-- Start Material for the task --

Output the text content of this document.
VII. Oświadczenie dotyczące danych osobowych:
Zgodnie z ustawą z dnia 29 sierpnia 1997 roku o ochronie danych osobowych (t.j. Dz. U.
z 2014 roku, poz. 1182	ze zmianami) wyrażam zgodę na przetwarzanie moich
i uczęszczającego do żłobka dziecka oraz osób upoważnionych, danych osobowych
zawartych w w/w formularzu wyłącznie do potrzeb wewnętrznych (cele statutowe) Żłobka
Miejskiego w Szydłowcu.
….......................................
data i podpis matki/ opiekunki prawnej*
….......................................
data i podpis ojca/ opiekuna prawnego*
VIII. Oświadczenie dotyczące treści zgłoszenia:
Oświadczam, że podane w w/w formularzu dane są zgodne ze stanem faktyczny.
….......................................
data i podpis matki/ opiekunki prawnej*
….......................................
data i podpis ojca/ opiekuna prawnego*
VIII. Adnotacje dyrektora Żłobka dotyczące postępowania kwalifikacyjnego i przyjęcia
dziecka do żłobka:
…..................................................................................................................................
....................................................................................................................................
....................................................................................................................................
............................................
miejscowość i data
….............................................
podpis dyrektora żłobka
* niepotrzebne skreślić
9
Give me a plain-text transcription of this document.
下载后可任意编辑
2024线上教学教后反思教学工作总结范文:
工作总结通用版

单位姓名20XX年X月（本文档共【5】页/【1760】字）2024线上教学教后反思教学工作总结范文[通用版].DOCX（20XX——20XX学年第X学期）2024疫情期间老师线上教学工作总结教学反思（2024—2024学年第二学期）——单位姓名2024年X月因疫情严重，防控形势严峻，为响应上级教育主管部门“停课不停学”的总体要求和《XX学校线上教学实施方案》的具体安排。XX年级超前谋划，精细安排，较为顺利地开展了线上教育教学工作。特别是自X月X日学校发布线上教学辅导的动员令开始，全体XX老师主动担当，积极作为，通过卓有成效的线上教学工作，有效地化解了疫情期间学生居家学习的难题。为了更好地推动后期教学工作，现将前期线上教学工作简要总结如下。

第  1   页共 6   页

-- End Material for the task --

> _What is expected_: Return every line exactly.

> _Response_:
Output the text content of this document.
VII. Oświadczenie dotyczące danych osobowych:
Zgodnie z ustawą z dnia 29 sierpnia 1997 roku o ochronie danych osobowych (t.j. Dz. U.
z 2014 roku, poz. 1182	ze zmianami) wyrażam zgodę na przetwarzanie moich
i uczęszczającego do żłobka dziecka oraz osób upoważnionych, danych osobowych
zawartych w w/w formularzu wyłącznie do potrzeb wewnętrznych (cele statutowe) Żłobka
Miejskiego w Szydłowcu.
….......................................
data i podpis matki/ opiekunki prawnej*
….......................................
data i podpis ojca/ opiekuna prawnego*
VIII. Oświadczenie dotyczące treści zgłoszenia:
Oświadczam, że podane w w/w formularzu dane są zgodne ze stanem faktyczny.
….......................................
data i podpis matki/ opiekunki prawnej*
….......................................
data i podpis ojca/ opiekuna prawnego*
VIII. Adnotacje dyrektora Żłobka dotyczące postępowania kwalifikacyjnego i przyjęcia
dziecka do żłobka:
…..................................................................................................................................
....................................................................................................................................
....................................................................................................................................
............................................
miejscowość i data
….............................................
podpis dyrektora żłobka
* niepotrzebne skreślić
9
Give me a plain-text transcription of this document.
下载后可任意编辑
2024线上教学教后反思教学工作总结范文:
工作总结通用版

单位姓名20XX年X月（本文档共【5】页/【1760】字）2024线上教学教后反思教学工作总结范文[通用版].DOCX（20XX——20XX学年第X学期）2024疫情期间老师线上教学工作总结教学反思（2024—2024学年第二学期）——单位姓名2024年X月因疫情严重，防控形势严峻，为响应上级教育主管部门“停课不停学”的总体要求和《XX学校线上教学实施方案》的具体安排。XX年级超前谋划，精细安排，较为顺利地开展了线上教育教学工作。特别是自X月X日学校发布线上教学辅导的动员令开始，全体XX老师主动担当，积极作为，通过卓有成效的线上教学工作，有效地化解了疫情期间学生居家学习的难题。为了更好地推动后期教学工作，现将前期线上教学工作简要总结如下。

第  1   页共 6   页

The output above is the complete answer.